■ WRITTEN PROBLEM
Every line below that holds the string "years" should be copied out.

■ RECORDS FOR THIS TASK
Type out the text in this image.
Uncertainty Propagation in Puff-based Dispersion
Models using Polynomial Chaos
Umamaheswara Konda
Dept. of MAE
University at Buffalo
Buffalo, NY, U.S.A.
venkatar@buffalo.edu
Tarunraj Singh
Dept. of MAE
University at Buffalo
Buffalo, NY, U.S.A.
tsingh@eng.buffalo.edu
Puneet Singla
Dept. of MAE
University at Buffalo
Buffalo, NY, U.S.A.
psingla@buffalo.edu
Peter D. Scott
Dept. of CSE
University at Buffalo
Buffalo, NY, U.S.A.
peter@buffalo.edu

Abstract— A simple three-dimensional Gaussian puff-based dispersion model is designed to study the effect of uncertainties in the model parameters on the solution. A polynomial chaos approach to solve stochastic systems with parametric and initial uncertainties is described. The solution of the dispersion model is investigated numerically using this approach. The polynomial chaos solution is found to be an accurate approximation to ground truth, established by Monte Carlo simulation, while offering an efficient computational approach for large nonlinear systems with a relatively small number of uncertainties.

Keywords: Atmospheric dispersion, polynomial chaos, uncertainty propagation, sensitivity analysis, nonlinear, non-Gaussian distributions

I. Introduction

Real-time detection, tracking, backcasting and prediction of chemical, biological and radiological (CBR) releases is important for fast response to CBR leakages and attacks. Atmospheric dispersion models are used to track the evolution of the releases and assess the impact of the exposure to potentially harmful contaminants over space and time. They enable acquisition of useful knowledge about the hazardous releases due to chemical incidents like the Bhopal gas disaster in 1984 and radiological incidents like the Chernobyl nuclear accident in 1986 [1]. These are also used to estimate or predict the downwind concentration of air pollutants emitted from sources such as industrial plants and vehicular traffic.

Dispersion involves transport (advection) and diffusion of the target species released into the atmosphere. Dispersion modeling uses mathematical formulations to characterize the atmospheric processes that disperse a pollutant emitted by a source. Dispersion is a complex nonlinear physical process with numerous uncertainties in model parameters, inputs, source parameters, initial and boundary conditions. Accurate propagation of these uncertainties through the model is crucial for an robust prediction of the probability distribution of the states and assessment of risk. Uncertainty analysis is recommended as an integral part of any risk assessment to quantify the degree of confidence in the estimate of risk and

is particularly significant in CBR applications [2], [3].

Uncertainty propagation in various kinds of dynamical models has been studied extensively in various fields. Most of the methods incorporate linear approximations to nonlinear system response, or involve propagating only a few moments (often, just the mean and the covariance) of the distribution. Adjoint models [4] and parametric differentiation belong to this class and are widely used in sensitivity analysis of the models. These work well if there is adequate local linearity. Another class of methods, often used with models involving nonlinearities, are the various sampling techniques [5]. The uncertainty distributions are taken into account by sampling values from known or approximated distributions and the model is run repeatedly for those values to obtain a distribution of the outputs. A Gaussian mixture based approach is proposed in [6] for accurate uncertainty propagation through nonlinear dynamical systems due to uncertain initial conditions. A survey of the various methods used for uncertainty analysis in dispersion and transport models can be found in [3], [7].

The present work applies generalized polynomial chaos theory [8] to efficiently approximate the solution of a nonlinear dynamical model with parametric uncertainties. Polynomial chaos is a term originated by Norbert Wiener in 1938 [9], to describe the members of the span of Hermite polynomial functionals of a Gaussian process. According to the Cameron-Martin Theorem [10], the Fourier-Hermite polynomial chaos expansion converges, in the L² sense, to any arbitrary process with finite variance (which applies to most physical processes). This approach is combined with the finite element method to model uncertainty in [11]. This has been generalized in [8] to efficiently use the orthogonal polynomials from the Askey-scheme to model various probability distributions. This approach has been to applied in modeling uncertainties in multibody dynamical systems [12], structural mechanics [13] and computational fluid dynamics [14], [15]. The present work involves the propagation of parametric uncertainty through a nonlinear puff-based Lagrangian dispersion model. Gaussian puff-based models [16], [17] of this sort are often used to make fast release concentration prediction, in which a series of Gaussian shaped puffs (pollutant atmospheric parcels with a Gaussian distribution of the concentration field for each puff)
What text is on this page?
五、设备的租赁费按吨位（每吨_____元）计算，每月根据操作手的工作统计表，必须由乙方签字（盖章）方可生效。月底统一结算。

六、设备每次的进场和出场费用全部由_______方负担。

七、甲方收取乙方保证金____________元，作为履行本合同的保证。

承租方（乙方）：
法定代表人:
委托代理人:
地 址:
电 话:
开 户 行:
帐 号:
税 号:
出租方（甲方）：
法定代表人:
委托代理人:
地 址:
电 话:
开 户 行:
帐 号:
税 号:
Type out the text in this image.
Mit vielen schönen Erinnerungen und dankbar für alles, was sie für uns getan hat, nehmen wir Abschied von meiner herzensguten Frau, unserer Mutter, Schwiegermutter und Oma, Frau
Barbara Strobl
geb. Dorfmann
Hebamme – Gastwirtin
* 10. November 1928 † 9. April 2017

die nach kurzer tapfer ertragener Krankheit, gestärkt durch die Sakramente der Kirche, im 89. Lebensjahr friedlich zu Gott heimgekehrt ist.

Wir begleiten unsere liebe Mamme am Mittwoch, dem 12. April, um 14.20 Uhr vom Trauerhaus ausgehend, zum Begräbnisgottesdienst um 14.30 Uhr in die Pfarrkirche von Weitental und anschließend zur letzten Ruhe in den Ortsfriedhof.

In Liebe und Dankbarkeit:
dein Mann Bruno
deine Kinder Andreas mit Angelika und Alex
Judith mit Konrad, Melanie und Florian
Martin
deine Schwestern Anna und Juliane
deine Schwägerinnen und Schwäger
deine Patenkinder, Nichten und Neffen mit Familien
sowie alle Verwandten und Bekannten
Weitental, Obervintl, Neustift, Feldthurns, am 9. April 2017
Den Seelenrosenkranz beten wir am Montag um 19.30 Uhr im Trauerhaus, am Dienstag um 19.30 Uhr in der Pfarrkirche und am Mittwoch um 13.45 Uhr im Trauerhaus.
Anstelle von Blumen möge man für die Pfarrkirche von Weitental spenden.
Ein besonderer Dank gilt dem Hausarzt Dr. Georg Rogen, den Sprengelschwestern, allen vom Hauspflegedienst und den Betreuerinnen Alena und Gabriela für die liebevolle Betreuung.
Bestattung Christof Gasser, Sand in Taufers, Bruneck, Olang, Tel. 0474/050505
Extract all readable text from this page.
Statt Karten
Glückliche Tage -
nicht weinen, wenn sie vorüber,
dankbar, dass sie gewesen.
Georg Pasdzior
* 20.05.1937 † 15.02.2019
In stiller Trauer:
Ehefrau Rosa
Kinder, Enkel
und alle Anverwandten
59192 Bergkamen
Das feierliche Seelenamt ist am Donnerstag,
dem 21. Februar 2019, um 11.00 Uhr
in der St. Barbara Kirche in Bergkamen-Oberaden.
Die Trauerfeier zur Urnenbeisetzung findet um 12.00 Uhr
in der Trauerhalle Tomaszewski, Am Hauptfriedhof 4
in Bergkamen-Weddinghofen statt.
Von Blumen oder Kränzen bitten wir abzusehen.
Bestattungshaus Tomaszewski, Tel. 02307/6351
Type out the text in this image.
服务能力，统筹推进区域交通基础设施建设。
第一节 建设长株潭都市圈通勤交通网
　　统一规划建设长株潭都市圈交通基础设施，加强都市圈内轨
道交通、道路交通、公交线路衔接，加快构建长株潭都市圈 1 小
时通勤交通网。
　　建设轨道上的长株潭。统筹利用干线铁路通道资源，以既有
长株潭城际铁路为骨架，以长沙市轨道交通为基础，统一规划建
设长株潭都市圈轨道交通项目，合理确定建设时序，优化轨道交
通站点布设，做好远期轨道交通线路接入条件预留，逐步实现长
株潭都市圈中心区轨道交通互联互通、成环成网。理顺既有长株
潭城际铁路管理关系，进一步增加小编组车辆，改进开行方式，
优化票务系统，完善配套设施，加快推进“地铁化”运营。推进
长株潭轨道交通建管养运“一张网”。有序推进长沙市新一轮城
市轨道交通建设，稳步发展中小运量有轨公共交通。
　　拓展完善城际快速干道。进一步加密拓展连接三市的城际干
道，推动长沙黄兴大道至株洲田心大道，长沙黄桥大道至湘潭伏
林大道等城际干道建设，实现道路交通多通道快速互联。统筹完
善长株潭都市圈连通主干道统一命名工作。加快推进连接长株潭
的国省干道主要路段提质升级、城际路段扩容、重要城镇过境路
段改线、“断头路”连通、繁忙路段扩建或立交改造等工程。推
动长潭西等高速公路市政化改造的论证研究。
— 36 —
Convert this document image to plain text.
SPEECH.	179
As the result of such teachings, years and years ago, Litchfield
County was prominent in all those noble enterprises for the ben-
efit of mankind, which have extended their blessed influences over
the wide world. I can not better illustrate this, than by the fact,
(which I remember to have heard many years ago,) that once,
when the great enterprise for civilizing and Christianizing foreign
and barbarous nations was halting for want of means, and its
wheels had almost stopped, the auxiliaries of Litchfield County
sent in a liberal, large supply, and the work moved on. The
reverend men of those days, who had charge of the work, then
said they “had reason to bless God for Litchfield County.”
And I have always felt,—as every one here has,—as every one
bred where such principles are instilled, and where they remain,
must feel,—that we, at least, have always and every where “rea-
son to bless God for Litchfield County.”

■ RESULT OF THIS EXERCISE
As the result of such teachings, years and years ago, Litchfield
(which I remember to have heard many years ago,) that once,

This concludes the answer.